## WRITTEN EXERCISE:
Omit every picture and return the rest of the data unaltered.

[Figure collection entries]
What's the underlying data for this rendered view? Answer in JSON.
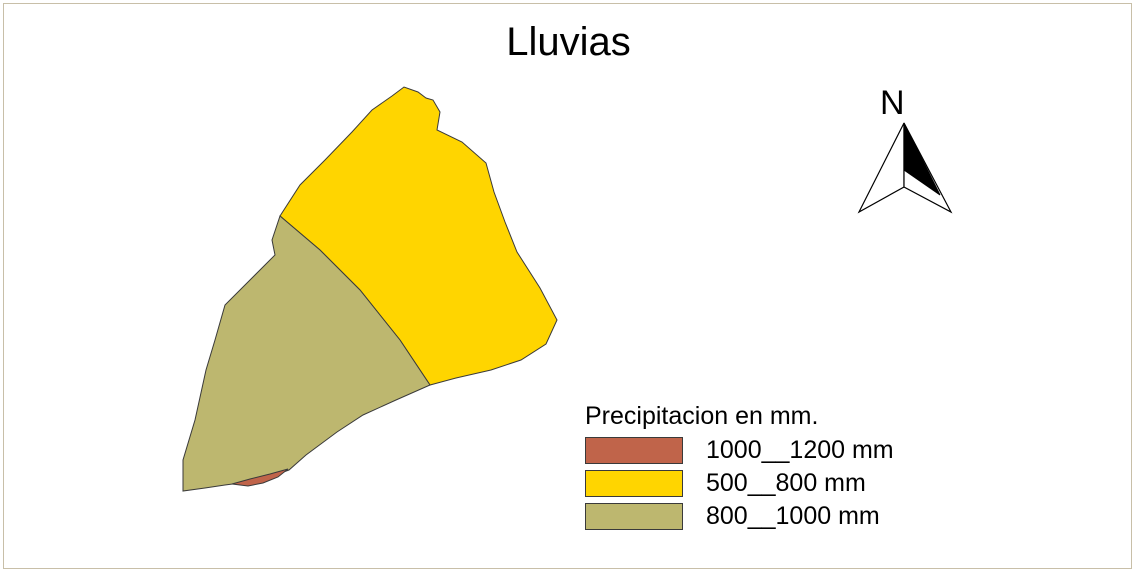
{
  "map": {
    "title": "Lluvias",
    "north_label": "N",
    "north_arrow_icon": "north-arrow-icon"
  },
  "legend": {
    "title": "Precipitacion en mm.",
    "items": [
      {
        "label": "1000__1200 mm",
        "color": "#c0644a"
      },
      {
        "label": "500__800 mm",
        "color": "#ffd500"
      },
      {
        "label": "800__1000 mm",
        "color": "#bdb76f"
      }
    ]
  },
  "colors": {
    "zone_1000_1200": "#c0644a",
    "zone_500_800": "#ffd500",
    "zone_800_1000": "#bdb76f",
    "outline": "#3a3a3a",
    "frame_border": "#c8bfa8"
  }
}
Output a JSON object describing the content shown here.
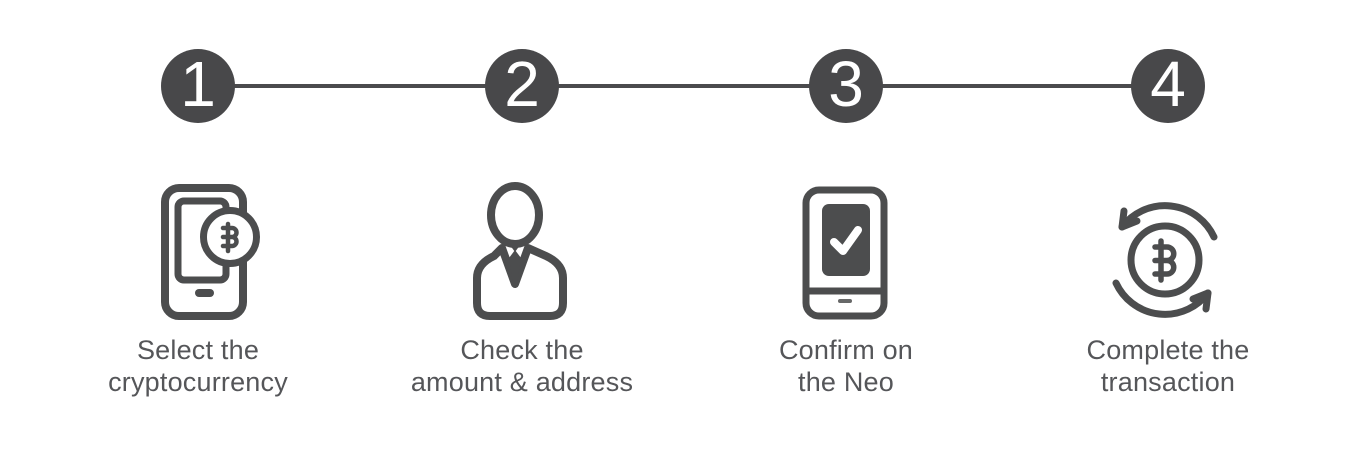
{
  "diagram_title": "cryptocurrency-transaction-steps",
  "stepper": {
    "connector_color": "#4b4b4d",
    "circle_color": "#48484a",
    "number_color": "#ffffff",
    "icon_stroke_color": "#4c4d4e",
    "label_text_color": "#555659"
  },
  "steps": [
    {
      "number": "1",
      "label": "Select the\ncryptocurrency",
      "icon": "smartphone-bitcoin-icon"
    },
    {
      "number": "2",
      "label": "Check the\namount & address",
      "icon": "businessman-icon"
    },
    {
      "number": "3",
      "label": "Confirm on\nthe Neo",
      "icon": "device-checkmark-icon"
    },
    {
      "number": "4",
      "label": "Complete the\ntransaction",
      "icon": "bitcoin-cycle-icon"
    }
  ]
}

## WRITTEN REPLY:
What's the underlying data for this rendered view? Answer in JSON.
{
  "map": {
    "title": "Lluvias",
    "north_label": "N",
    "north_arrow_icon": "north-arrow-icon"
  },
  "legend": {
    "title": "Precipitacion en mm.",
    "items": [
      {
        "label": "1000__1200 mm",
        "color": "#c0644a"
      },
      {
        "label": "500__800 mm",
        "color": "#ffd500"
      },
      {
        "label": "800__1000 mm",
        "color": "#bdb76f"
      }
    ]
  },
  "colors": {
    "zone_1000_1200": "#c0644a",
    "zone_500_800": "#ffd500",
    "zone_800_1000": "#bdb76f",
    "outline": "#3a3a3a",
    "frame_border": "#c8bfa8"
  }
}
Output a JSON object describing the content shown here.
{
  "diagram_title": "cryptocurrency-transaction-steps",
  "stepper": {
    "connector_color": "#4b4b4d",
    "circle_color": "#48484a",
    "number_color": "#ffffff",
    "icon_stroke_color": "#4c4d4e",
    "label_text_color": "#555659"
  },
  "steps": [
    {
      "number": "1",
      "label": "Select the\ncryptocurrency",
      "icon": "smartphone-bitcoin-icon"
    },
    {
      "number": "2",
      "label": "Check the\namount & address",
      "icon": "businessman-icon"
    },
    {
      "number": "3",
      "label": "Confirm on\nthe Neo",
      "icon": "device-checkmark-icon"
    },
    {
      "number": "4",
      "label": "Complete the\ntransaction",
      "icon": "bitcoin-cycle-icon"
    }
  ]
}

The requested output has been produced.